Page excerpt »
:::

Archive

Archive for June, 2011

ArchiverUI: Using Pylons with Storm ORM

June 29, 2011 Leave a comment

Storm Objects:

We basically need two tables 1) Article  2) Conversation. As Andrew had already figured out the StormArticle object, I added the conversation object as well:

class Conversation(object):
__storm_table__ = “conversation”
con_id = Unicode(primary = True) #or, thread_addr
msgids = List() # List of msg ids which are part of this conversation

But I have been unable to use this List property with sqlite. Also, I realised that we should keep some more information with conversation object inorder to avoid multiple queries to build conversation list page.

So, I just went ahead and assumed these article and conversation objects in order to get started with pylons.

class StormArticle(object):
“”” Class to represent an Article in a sqlite database rather than using pickles. “””
__storm_table__ = “article”
archive = Unicode()
sequence = Unicode()
subject = Unicode()
datestr = Unicode()
date = Float()
#    headers = List()
author = Unicode()
email = Unicode()
msgid = Unicode(primary=True)
in_reply_to = Unicode()
#    references = List()
body = Unicode()
thread_addr = Unicode()
#    conversation = Reference(thread_addr, Conversation.thread_addr)

class Conversation(object):
“””Conversation class for sqlite database”””
__storm_table__ = “conversation”
thread_addr = Unicode(primary = True)
subject = Unicode()
datestr = Unicode()
articles = ReferenceSet(thread_addr, StormArticle.thread_addr)

Sqlite Database:

After finalizing (sort of) the schema of the tables, I needed some sample database to fill those tables. So, I added support (to existing pipermail) to create and fill sqlite database from mbox files (only for article table). This way, I got the db file which I needed to develop archiverUI with Pylons

Pylons + Storm:

Developed the very basic framework to generate conversation list and conversation page. Tested only for conversation page. LOTS of things to do. Code can be found at: http://code.launchpad.net/~dushyant37/+junk/ArchiverUI

Right now, there is not interaction with mailman/pipermail; all it requires is just a sqlite file.

Unicode:

While parsing article body from mbox file to store it in database, I got stuck with lots of UnicodeErrors. Its sort of solved now but all the concepts related to unicode and i18n needs to be cleared up.

IMMEDIATE TODO:

  • Finalize the storm object representation of conversation and article depending on ability to use List with sqlite

New approach: Dynamic page generation

June 22, 2011 Leave a comment

Static HTML:

TODO:

  • The main task left is to integrate work done by Andrew (converting Pipermail to use Storm/SQLite instead of pickles).
  • Other tasks include completion of some unfinished work (I’ll have to discuss these issues with mentors first), changes in UI, testing/debugging. For some time, my main priority would be to complete dynamic generation of pages.

Dynamic pages:

  • Decided to use pylons framework. Pylons is completely new to me (though I am familiar with django).

:::

Recorded data »

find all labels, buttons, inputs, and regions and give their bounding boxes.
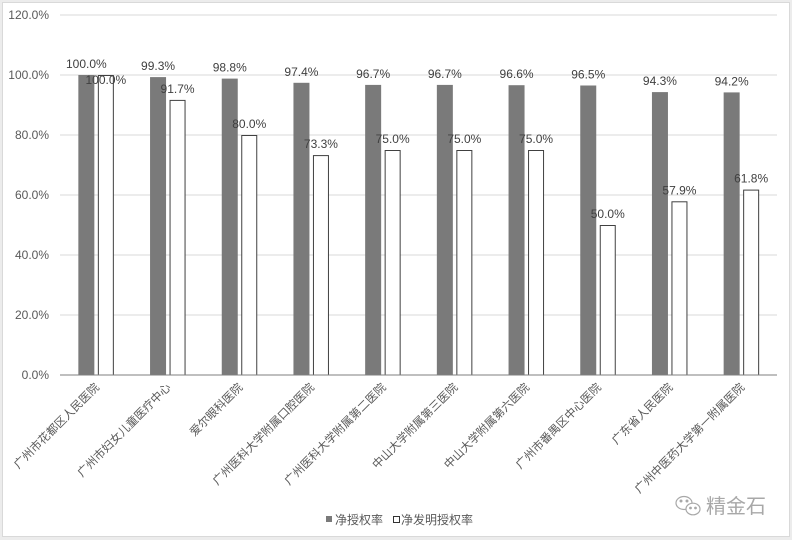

:::

Objective »
Can you copy word for word the passage of the ArchiverUI blog archive starting with "thread_addr = Unicode()" and going on through "articles = ReferenceSet(thread_addr, StormArticle.thread_addr)"? Answer from the ArchiverUI blog archive alone, setting the data aside.

Solution »
thread_addr = Unicode()
#    conversation = Reference(thread_addr, Conversation.thread_addr)

class Conversation(object):
“””Conversation class for sqlite database”””
__storm_table__ = “conversation”
thread_addr = Unicode(primary = True)
subject = Unicode()
datestr = Unicode()
articles = ReferenceSet(thread_addr, StormArticle.thread_addr)